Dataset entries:
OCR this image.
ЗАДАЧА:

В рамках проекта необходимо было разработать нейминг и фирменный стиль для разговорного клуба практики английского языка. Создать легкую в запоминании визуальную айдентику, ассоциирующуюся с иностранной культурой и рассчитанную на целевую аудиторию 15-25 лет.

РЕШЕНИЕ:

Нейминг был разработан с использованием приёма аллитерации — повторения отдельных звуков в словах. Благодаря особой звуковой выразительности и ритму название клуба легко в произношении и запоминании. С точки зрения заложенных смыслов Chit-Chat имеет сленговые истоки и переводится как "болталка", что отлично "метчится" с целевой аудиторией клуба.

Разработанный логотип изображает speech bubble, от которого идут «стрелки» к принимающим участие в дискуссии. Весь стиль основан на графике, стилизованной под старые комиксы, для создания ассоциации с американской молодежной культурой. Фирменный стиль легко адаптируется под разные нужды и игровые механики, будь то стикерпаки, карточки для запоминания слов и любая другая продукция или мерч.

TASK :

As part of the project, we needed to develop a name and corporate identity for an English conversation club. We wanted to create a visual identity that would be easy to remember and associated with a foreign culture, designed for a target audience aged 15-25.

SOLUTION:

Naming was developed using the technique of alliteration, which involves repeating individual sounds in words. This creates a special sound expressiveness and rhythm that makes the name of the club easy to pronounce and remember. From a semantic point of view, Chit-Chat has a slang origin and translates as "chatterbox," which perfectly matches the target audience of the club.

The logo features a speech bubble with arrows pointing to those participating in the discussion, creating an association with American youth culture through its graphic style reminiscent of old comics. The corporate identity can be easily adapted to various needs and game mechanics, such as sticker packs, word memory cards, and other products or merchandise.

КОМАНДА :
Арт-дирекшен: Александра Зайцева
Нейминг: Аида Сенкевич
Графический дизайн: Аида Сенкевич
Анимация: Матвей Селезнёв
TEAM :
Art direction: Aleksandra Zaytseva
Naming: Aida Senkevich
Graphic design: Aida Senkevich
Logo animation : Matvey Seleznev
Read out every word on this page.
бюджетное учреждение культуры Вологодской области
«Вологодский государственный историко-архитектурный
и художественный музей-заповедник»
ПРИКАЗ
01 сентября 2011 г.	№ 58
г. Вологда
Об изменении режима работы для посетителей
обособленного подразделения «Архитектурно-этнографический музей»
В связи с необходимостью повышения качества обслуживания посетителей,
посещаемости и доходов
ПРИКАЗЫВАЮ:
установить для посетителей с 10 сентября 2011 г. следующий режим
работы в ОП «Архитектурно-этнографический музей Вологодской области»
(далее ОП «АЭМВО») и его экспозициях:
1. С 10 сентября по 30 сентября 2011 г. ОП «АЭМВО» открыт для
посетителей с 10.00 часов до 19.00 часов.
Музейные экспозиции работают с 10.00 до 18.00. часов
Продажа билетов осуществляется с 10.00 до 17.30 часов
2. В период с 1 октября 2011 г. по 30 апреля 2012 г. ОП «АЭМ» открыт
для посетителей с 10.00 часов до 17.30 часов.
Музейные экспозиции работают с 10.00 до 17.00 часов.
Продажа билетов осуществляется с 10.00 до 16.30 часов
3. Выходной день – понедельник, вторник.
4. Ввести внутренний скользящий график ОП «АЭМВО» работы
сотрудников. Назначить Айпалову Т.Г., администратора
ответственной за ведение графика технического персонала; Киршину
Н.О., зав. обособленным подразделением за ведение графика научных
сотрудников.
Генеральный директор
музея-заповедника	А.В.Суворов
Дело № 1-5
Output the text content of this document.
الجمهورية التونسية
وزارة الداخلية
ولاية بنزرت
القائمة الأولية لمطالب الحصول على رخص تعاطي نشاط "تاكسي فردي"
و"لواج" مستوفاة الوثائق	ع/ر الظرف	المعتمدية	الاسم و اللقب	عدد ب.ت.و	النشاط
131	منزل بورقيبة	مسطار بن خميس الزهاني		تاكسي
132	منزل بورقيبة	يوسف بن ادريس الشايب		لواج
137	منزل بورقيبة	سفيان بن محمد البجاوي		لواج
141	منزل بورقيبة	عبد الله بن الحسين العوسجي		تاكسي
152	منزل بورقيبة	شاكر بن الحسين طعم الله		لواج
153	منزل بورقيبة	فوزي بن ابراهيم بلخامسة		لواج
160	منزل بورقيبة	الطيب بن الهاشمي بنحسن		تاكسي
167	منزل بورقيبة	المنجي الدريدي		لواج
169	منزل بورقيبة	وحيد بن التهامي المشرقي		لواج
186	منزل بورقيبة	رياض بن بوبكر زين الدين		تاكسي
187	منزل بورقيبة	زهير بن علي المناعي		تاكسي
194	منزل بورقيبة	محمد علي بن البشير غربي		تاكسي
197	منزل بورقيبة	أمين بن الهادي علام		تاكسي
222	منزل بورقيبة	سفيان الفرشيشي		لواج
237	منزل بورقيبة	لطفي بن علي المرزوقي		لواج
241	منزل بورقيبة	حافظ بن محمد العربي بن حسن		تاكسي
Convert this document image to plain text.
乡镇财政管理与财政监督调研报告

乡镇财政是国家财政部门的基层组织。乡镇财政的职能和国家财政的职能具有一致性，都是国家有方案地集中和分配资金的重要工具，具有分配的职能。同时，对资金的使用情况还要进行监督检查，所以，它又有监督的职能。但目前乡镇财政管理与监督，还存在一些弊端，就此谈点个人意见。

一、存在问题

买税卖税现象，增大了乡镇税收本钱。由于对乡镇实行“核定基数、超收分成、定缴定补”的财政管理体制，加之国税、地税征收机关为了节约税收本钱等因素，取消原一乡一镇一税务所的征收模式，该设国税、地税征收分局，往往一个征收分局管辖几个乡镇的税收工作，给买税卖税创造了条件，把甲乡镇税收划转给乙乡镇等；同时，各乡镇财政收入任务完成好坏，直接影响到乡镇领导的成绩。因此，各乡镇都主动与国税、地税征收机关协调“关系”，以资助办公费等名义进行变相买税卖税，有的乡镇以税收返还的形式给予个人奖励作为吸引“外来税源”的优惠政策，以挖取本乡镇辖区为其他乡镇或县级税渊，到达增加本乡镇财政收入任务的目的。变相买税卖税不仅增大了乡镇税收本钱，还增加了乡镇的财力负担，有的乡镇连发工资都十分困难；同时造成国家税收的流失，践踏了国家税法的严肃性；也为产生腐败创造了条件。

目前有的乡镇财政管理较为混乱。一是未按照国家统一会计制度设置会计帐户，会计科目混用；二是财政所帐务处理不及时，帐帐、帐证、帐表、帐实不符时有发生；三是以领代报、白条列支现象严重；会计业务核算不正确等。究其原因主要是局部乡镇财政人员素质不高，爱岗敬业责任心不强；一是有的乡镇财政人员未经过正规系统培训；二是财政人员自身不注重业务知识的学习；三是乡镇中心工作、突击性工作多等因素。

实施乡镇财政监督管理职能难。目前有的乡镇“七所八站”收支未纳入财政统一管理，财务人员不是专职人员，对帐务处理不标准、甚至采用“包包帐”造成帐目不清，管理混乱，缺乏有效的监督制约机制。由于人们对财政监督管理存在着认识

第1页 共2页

» **TO DO**: Take every line from the records above that has the word "открыт" and copy it.

» **SOLUTION FOR THIS EXERCISE**:
1. С 10 сентября по 30 сентября 2011 г. ОП «АЭМВО» открыт для
2. В период с 1 октября 2011 г. по 30 апреля 2012 г. ОП «АЭМ» открыт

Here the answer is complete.